*Task to carry out*.
What you produce should be every line from the data that includes "nutrient".

*Study material*.
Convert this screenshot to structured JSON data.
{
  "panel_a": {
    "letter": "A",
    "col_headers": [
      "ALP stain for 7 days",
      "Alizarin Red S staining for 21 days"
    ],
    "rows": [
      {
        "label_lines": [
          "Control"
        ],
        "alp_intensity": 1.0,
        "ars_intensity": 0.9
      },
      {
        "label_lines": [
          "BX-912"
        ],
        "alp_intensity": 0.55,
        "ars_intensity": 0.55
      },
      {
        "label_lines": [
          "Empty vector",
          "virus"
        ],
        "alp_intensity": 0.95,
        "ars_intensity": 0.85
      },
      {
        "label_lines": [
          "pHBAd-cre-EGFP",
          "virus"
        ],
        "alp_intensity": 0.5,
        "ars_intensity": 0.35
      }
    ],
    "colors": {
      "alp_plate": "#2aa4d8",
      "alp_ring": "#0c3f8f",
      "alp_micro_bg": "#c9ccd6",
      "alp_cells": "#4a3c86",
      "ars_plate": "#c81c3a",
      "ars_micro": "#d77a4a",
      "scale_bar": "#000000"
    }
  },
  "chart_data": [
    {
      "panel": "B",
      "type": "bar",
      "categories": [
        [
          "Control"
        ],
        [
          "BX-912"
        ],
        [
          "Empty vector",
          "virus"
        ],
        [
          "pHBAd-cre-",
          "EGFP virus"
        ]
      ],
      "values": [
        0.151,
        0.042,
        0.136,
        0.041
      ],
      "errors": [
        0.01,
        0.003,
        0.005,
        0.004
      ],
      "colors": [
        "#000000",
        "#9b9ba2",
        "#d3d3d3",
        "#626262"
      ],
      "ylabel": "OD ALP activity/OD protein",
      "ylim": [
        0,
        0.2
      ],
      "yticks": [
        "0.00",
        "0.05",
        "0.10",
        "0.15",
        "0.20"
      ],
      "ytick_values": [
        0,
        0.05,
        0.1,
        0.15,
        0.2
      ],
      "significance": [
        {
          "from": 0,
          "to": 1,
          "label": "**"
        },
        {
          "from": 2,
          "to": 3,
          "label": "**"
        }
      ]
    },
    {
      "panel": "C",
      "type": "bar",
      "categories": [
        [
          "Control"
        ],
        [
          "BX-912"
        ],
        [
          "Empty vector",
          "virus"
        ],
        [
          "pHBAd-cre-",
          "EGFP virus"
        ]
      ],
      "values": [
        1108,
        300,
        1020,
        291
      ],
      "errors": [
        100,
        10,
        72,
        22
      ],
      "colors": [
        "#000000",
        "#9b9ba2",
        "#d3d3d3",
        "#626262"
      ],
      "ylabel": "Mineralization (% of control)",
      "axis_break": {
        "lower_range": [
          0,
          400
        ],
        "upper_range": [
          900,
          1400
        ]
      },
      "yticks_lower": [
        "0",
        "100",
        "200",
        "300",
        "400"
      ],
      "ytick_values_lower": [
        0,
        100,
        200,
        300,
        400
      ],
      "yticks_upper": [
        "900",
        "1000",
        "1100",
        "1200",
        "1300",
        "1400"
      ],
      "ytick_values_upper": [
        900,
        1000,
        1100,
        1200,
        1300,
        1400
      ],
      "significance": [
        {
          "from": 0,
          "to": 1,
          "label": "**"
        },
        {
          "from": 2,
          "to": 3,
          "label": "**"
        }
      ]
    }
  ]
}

--

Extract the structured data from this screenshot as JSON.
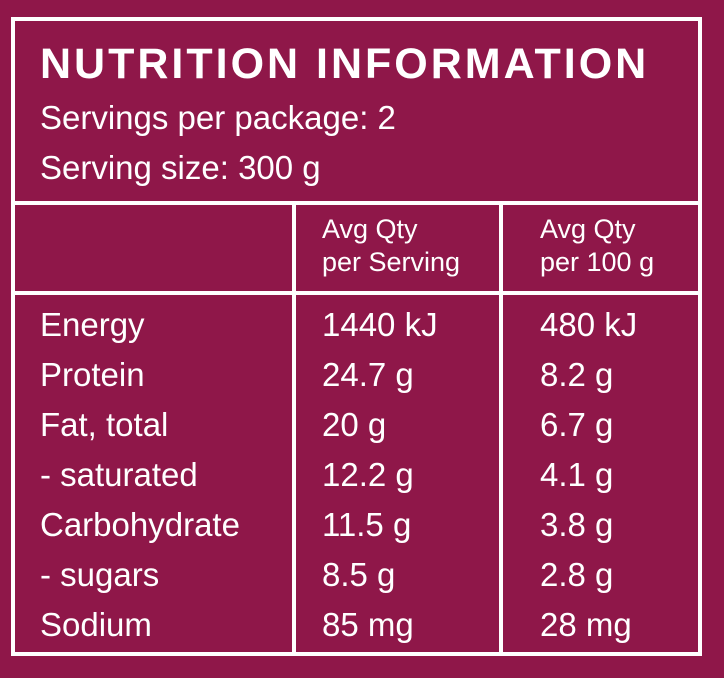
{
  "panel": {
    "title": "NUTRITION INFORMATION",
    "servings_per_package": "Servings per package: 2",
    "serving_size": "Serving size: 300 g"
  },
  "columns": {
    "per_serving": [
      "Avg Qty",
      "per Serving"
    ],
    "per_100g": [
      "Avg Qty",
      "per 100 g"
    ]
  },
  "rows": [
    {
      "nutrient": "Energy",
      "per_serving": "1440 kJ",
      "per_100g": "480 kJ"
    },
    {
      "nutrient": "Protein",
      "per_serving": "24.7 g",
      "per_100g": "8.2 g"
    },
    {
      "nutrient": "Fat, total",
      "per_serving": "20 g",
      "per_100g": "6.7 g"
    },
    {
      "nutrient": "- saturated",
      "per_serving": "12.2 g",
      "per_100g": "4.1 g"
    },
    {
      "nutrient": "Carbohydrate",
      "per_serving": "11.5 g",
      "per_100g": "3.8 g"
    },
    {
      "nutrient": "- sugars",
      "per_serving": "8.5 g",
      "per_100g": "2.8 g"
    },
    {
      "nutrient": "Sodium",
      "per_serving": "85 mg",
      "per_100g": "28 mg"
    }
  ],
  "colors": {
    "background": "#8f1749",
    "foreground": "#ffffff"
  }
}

*Answer section*.
      "nutrient": "Energy",
      "nutrient": "Protein",
      "nutrient": "Fat, total",
      "nutrient": "- saturated",
      "nutrient": "Carbohydrate",
      "nutrient": "- sugars",
      "nutrient": "Sodium",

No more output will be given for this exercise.